┌──
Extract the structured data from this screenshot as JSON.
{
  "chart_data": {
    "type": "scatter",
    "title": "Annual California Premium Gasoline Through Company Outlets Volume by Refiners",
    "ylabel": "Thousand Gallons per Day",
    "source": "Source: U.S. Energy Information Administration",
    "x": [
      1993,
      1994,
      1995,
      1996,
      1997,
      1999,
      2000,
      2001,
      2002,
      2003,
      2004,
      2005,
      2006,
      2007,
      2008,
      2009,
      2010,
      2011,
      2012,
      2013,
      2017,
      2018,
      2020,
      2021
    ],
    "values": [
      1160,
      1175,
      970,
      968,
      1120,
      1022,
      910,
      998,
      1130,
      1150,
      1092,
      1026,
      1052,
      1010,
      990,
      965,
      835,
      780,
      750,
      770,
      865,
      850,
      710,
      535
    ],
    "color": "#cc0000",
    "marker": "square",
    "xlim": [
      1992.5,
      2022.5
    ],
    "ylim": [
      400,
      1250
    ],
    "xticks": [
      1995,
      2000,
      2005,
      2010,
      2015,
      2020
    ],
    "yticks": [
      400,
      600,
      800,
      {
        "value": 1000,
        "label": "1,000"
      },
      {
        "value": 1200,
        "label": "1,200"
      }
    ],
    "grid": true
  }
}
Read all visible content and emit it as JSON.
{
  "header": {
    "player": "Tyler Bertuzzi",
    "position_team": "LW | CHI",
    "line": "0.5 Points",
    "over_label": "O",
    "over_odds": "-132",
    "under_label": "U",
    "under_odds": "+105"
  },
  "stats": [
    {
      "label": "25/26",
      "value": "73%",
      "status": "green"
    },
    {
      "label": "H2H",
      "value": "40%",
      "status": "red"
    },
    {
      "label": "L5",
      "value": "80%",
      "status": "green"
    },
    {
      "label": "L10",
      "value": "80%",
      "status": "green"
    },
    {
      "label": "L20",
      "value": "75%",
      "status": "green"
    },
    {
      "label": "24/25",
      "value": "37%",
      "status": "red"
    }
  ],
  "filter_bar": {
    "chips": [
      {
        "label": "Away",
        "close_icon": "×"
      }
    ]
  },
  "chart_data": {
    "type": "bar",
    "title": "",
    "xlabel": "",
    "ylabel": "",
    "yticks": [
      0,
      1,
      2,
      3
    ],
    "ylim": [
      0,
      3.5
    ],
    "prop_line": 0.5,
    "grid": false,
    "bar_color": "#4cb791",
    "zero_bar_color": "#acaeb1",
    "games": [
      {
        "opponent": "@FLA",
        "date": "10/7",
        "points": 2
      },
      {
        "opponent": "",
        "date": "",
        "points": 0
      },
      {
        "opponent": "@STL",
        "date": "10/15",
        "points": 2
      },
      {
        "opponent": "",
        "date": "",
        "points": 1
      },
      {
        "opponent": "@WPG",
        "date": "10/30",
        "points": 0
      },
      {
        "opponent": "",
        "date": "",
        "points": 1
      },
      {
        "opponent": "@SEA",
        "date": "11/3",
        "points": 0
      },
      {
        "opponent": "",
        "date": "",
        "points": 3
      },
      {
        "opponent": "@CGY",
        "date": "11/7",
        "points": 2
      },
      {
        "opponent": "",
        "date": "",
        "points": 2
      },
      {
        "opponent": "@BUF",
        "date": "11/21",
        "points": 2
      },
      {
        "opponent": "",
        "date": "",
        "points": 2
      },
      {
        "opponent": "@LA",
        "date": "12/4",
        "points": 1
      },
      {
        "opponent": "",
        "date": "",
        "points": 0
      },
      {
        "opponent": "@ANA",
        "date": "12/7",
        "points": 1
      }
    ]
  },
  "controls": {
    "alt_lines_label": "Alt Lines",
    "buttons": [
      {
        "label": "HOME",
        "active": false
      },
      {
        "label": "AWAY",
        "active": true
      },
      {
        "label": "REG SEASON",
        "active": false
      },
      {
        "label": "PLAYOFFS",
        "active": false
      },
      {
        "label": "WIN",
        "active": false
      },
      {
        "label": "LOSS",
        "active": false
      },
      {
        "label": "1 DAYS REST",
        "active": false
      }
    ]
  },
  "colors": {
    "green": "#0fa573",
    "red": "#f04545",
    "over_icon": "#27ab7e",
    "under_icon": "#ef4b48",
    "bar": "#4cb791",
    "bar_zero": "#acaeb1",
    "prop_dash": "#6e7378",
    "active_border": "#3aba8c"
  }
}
└──
Identify and copy all lines with the word "ylabel".

**WRITTEN ANSWER:**
    "ylabel": "Thousand Gallons per Day",
    "ylabel": "",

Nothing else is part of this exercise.